═══ Items
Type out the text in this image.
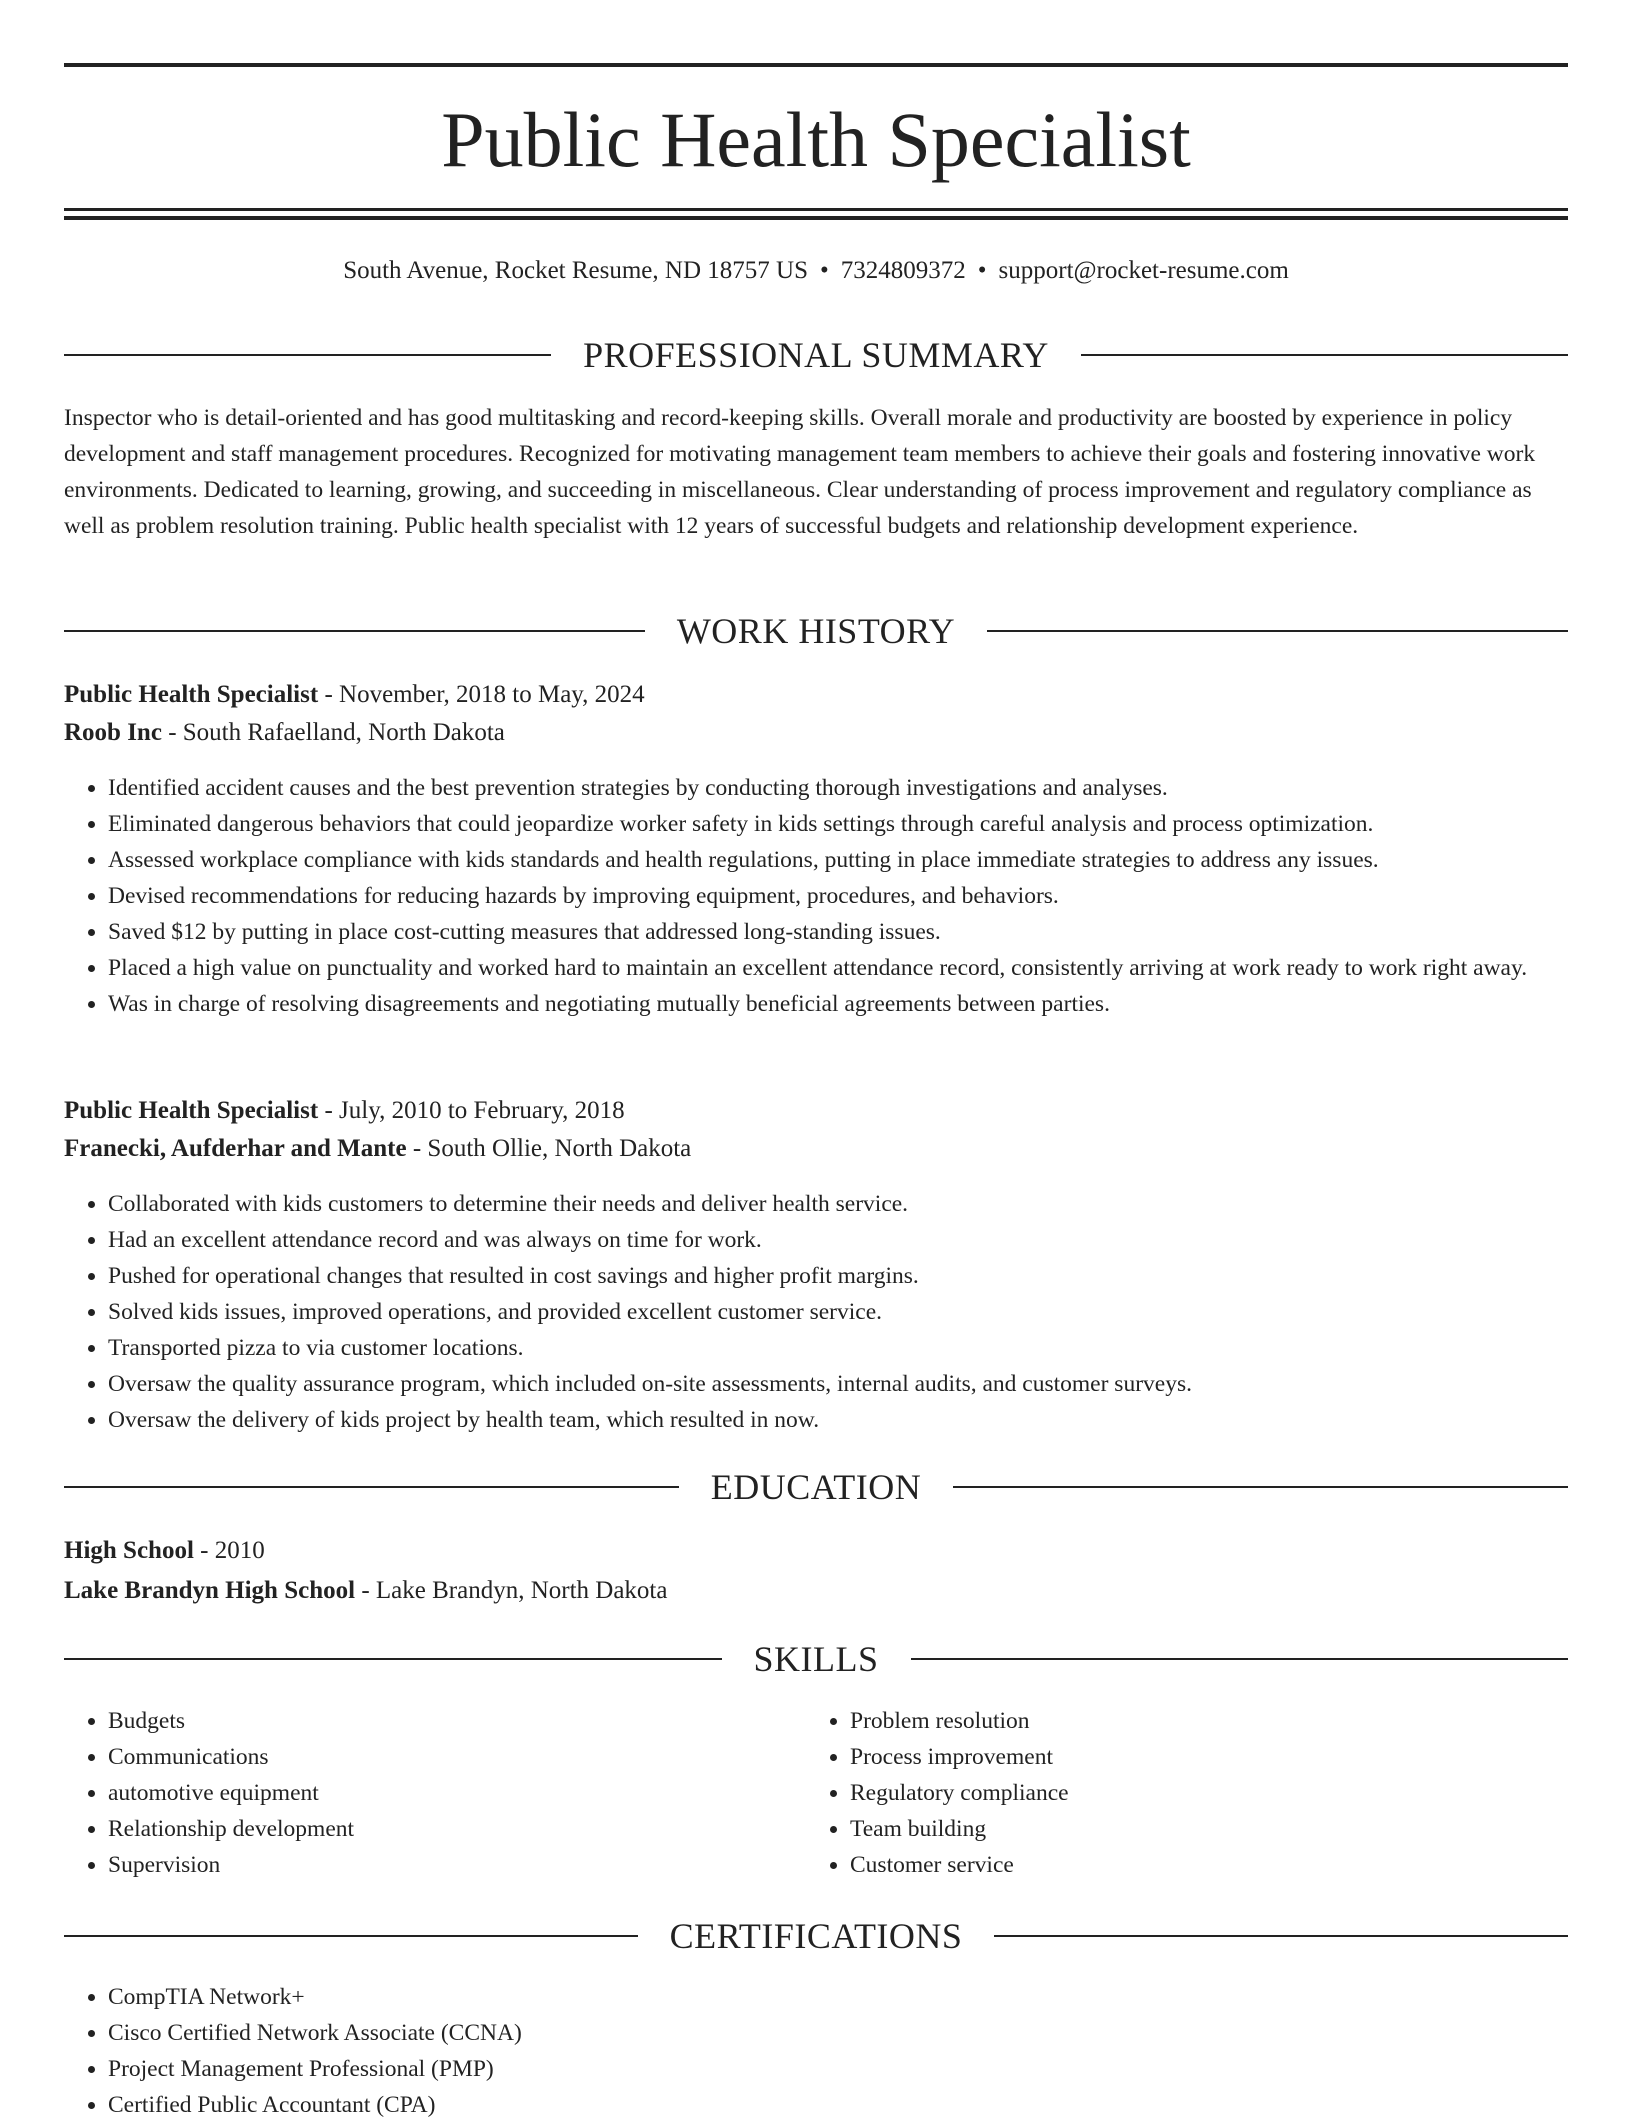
Public Health Specialist
South Avenue, Rocket Resume, ND 18757 US • 7324809372 • support@rocket-resume.com
PROFESSIONAL SUMMARY

Inspector who is detail-oriented and has good multitasking and record-keeping skills. Overall morale and productivity are boosted by experience in policy development and staff management procedures. Recognized for motivating management team members to achieve their goals and fostering innovative work environments. Dedicated to learning, growing, and succeeding in miscellaneous. Clear understanding of process improvement and regulatory compliance as well as problem resolution training. Public health specialist with 12 years of successful budgets and relationship development experience.

WORK HISTORY
Public Health Specialist - November, 2018 to May, 2024
Roob Inc - South Rafaelland, North Dakota
• Identified accident causes and the best prevention strategies by conducting thorough investigations and analyses.
• Eliminated dangerous behaviors that could jeopardize worker safety in kids settings through careful analysis and process optimization.
• Assessed workplace compliance with kids standards and health regulations, putting in place immediate strategies to address any issues.
• Devised recommendations for reducing hazards by improving equipment, procedures, and behaviors.
• Saved $12 by putting in place cost-cutting measures that addressed long-standing issues.
• Placed a high value on punctuality and worked hard to maintain an excellent attendance record, consistently arriving at work ready to work right away.
• Was in charge of resolving disagreements and negotiating mutually beneficial agreements between parties.
Public Health Specialist - July, 2010 to February, 2018
Franecki, Aufderhar and Mante - South Ollie, North Dakota
• Collaborated with kids customers to determine their needs and deliver health service.
• Had an excellent attendance record and was always on time for work.
• Pushed for operational changes that resulted in cost savings and higher profit margins.
• Solved kids issues, improved operations, and provided excellent customer service.
• Transported pizza to via customer locations.
• Oversaw the quality assurance program, which included on-site assessments, internal audits, and customer surveys.
• Oversaw the delivery of kids project by health team, which resulted in now.
EDUCATION
High School - 2010
Lake Brandyn High School - Lake Brandyn, North Dakota
SKILLS
• Budgets
• Communications
• automotive equipment
• Relationship development
• Supervision
• Problem resolution
• Process improvement
• Regulatory compliance
• Team building
• Customer service
CERTIFICATIONS
• CompTIA Network+
• Cisco Certified Network Associate (CCNA)
• Project Management Professional (PMP)
• Certified Public Accountant (CPA)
══════
Exercise description: List the lines that contain the word "putting".

Final result:
• Assessed workplace compliance with kids standards and health regulations, putting in place immediate strategies to address any issues.
• Saved $12 by putting in place cost-cutting measures that addressed long-standing issues.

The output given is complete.